WHAT TO WORK ON: Say how many lines in the records include the string "goal", adding no other words.

GIVEN DATA:
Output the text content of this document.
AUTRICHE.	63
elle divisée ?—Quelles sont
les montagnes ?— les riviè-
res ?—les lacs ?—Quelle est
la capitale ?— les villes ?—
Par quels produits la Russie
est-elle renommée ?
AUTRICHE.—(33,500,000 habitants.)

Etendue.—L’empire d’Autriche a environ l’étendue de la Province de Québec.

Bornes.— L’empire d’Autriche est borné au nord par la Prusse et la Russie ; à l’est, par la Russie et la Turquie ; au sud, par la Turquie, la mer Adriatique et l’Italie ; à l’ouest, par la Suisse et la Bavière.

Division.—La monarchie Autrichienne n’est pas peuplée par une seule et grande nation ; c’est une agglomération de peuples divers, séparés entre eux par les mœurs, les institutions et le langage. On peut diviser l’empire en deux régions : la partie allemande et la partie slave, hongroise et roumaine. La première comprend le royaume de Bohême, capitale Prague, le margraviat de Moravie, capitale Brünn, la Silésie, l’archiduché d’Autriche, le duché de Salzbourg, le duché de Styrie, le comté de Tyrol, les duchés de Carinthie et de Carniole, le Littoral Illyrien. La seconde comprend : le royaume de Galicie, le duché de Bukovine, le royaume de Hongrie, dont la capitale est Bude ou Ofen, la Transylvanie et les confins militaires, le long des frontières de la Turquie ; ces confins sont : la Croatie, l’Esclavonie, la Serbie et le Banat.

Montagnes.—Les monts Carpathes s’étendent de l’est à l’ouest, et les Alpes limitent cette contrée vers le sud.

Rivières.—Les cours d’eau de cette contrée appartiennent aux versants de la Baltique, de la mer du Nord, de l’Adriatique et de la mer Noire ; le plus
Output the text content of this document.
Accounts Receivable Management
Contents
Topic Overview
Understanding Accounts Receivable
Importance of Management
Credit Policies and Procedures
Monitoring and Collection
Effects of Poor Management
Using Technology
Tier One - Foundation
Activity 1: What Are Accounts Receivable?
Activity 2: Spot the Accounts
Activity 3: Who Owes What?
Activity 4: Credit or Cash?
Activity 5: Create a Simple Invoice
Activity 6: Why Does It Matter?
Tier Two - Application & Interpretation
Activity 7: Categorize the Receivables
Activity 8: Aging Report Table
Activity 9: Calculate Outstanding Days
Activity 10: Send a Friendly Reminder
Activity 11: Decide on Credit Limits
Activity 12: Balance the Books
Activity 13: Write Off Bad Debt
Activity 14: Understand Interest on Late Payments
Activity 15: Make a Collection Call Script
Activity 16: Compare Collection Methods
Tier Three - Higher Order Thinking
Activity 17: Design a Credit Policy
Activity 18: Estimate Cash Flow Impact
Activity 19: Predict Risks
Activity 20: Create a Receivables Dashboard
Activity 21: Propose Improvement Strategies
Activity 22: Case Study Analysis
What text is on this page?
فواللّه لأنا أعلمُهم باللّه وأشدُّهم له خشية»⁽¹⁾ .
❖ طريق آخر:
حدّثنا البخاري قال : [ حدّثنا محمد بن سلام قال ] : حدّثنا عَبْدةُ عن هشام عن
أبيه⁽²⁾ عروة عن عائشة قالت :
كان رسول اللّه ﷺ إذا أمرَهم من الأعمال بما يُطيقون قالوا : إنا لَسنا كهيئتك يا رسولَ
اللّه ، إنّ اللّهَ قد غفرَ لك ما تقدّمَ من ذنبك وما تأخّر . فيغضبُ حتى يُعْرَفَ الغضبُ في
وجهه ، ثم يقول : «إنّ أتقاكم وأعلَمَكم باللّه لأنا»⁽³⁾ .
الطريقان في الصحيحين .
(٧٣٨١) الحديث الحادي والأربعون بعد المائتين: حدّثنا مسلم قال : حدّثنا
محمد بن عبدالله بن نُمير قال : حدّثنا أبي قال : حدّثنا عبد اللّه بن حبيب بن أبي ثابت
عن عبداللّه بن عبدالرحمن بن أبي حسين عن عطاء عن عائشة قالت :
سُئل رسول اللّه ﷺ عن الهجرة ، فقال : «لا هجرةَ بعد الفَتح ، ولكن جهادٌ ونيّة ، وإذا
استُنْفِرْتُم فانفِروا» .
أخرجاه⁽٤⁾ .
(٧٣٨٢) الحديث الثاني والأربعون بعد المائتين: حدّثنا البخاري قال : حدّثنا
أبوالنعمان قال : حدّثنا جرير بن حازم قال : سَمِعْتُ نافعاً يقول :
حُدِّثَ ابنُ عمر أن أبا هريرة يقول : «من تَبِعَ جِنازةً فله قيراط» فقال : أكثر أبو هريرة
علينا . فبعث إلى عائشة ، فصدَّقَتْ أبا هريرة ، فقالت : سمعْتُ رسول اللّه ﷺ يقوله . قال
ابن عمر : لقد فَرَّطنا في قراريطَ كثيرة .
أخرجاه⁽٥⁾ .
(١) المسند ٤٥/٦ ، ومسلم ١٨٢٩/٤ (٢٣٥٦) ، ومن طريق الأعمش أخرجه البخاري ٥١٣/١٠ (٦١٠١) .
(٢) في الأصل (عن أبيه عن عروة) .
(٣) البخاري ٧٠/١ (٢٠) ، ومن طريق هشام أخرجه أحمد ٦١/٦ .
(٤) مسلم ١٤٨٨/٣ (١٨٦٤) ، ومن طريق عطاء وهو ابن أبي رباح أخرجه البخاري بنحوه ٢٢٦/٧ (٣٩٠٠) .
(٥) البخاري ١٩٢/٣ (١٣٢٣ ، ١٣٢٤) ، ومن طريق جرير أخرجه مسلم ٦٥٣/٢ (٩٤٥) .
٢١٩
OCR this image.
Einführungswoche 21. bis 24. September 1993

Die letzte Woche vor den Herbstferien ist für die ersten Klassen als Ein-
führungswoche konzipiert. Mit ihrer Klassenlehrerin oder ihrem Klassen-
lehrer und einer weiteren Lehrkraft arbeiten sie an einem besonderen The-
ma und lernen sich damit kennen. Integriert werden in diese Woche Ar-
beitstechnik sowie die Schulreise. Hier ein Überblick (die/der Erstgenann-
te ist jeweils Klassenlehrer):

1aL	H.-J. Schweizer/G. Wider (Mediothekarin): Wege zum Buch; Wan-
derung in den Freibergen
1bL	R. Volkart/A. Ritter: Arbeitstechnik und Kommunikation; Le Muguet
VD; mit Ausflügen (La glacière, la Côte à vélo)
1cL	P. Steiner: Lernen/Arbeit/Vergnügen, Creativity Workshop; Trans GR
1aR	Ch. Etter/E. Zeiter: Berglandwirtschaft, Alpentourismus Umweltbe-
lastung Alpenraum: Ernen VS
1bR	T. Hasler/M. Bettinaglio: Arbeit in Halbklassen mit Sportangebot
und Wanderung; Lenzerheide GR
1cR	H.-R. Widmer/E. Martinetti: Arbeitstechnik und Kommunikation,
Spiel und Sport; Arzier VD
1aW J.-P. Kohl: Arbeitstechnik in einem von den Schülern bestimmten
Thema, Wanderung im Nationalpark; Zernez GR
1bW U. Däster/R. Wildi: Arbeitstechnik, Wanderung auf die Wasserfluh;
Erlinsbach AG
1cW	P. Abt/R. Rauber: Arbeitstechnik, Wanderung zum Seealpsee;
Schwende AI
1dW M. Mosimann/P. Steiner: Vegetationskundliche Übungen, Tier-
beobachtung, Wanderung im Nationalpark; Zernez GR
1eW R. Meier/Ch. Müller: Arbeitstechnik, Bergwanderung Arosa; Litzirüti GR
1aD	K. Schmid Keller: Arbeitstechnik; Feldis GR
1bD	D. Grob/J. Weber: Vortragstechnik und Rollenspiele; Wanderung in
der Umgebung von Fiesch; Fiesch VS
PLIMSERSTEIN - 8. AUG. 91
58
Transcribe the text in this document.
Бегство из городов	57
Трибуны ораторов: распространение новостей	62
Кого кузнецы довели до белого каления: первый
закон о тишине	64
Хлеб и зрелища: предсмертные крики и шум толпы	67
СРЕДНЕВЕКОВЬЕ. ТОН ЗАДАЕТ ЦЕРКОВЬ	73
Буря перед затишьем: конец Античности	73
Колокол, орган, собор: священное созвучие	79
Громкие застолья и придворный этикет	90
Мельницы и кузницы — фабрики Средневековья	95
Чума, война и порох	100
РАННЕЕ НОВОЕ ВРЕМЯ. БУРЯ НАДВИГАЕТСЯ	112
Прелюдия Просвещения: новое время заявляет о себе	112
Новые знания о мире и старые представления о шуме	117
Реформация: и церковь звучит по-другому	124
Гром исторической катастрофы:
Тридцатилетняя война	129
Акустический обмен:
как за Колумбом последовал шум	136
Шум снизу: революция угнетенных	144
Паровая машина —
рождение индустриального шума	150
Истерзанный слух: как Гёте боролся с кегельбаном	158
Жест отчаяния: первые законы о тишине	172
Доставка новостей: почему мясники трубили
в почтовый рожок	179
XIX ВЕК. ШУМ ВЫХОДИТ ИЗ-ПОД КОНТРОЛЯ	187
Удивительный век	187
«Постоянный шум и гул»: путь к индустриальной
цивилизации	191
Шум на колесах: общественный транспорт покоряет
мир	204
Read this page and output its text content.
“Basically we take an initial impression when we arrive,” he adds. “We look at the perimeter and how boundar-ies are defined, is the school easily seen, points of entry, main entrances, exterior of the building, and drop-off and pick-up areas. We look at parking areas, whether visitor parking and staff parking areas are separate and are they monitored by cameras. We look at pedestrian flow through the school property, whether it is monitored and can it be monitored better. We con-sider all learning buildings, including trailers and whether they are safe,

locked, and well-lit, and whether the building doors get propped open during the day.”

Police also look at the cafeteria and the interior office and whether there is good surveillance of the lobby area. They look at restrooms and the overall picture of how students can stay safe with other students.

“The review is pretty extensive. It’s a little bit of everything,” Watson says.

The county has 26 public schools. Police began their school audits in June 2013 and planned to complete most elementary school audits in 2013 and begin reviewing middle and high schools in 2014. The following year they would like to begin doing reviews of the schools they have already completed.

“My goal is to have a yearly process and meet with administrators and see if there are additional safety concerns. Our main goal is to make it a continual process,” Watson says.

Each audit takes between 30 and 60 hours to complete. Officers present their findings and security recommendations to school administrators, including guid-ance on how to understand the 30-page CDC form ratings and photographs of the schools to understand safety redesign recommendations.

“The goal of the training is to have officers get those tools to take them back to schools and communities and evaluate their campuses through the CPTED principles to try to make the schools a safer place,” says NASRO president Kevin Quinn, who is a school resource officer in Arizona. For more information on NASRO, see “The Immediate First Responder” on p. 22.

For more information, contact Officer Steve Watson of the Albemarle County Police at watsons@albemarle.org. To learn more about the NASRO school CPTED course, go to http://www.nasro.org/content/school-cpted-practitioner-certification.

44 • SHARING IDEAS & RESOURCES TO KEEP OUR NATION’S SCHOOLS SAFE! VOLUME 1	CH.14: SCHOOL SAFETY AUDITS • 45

SOLUTION BELOW: 2